┌─ Extracted material
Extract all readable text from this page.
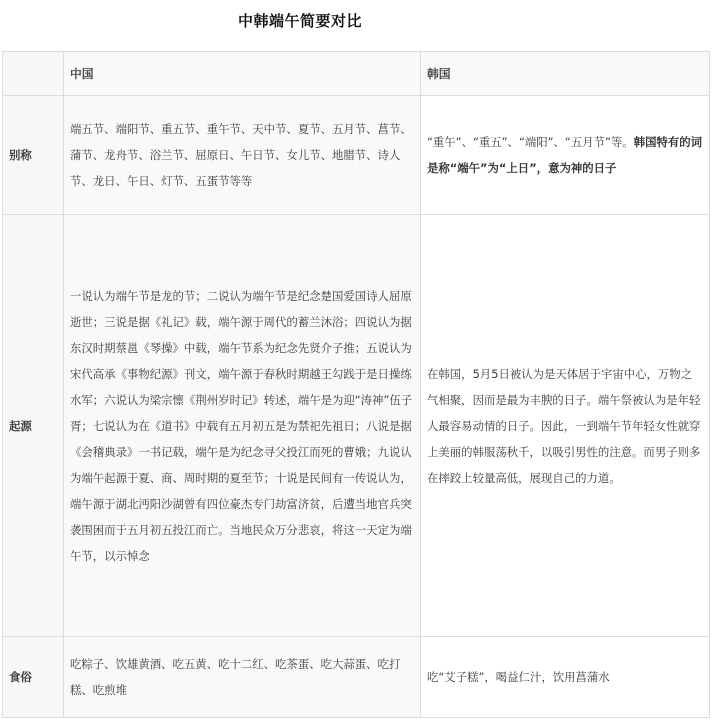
中韩端午简要对比
	中国	韩国
别称	端五节、端阳节、重五节、重午节、天中节、夏节、五月节、菖节、蒲节、龙舟节、浴兰节、屈原日、午日节、女儿节、地腊节、诗人节、龙日、午日、灯节、五蛋节等等	“重午”、“重五”、“端阳”、“五月节”等。韩国特有的词是称“端午”为“上日”，意为神的日子
起源	一说认为端午节是龙的节；二说认为端午节是纪念楚国爱国诗人屈原逝世；三说是据《礼记》载，端午源于周代的蓄兰沐浴；四说认为据东汉时期蔡邕《琴操》中载，端午节系为纪念先贤介子推；五说认为宋代高承《事物纪源》刊文，端午源于春秋时期越王勾践于是日操练水军；六说认为梁宗懔《荆州岁时记》转述，端午是为迎“涛神”伍子胥；七说认为在《道书》中载有五月初五是为禁祀先祖日；八说是据《会稽典录》一书记载，端午是为纪念寻父投江而死的曹娥；九说认为端午起源于夏、商、周时期的夏至节；十说是民间有一传说认为，端午源于湖北沔阳沙湖曾有四位豪杰专门劫富济贫，后遭当地官兵突袭围困而于五月初五投江而亡。当地民众万分悲哀，将这一天定为端午节，以示悼念	在韩国，5月5日被认为是天体居于宇宙中心，万物之气相聚，因而是最为丰腴的日子。端午祭被认为是年轻人最容易动情的日子。因此，一到端午节年轻女性就穿上美丽的韩服荡秋千，以吸引男性的注意。而男子则多在摔跤上较量高低，展现自己的力道。
食俗	吃粽子、饮雄黄酒、吃五黄、吃十二红、吃茶蛋、吃大蒜蛋、吃打糕、吃煎堆	吃“艾子糕”，喝益仁汁，饮用菖蒲水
└─
* **What you are asked to do**: Every record is to be reproduced exactly, with no pictures included.

* **Complete output**:
Extract all readable text from this page.
中韩端午简要对比
	中国	韩国
别称	端五节、端阳节、重五节、重午节、天中节、夏节、五月节、菖节、蒲节、龙舟节、浴兰节、屈原日、午日节、女儿节、地腊节、诗人节、龙日、午日、灯节、五蛋节等等	“重午”、“重五”、“端阳”、“五月节”等。韩国特有的词是称“端午”为“上日”，意为神的日子
起源	一说认为端午节是龙的节；二说认为端午节是纪念楚国爱国诗人屈原逝世；三说是据《礼记》载，端午源于周代的蓄兰沐浴；四说认为据东汉时期蔡邕《琴操》中载，端午节系为纪念先贤介子推；五说认为宋代高承《事物纪源》刊文，端午源于春秋时期越王勾践于是日操练水军；六说认为梁宗懔《荆州岁时记》转述，端午是为迎“涛神”伍子胥；七说认为在《道书》中载有五月初五是为禁祀先祖日；八说是据《会稽典录》一书记载，端午是为纪念寻父投江而死的曹娥；九说认为端午起源于夏、商、周时期的夏至节；十说是民间有一传说认为，端午源于湖北沔阳沙湖曾有四位豪杰专门劫富济贫，后遭当地官兵突袭围困而于五月初五投江而亡。当地民众万分悲哀，将这一天定为端午节，以示悼念	在韩国，5月5日被认为是天体居于宇宙中心，万物之气相聚，因而是最为丰腴的日子。端午祭被认为是年轻人最容易动情的日子。因此，一到端午节年轻女性就穿上美丽的韩服荡秋千，以吸引男性的注意。而男子则多在摔跤上较量高低，展现自己的力道。
食俗	吃粽子、饮雄黄酒、吃五黄、吃十二红、吃茶蛋、吃大蒜蛋、吃打糕、吃煎堆	吃“艾子糕”，喝益仁汁，饮用菖蒲水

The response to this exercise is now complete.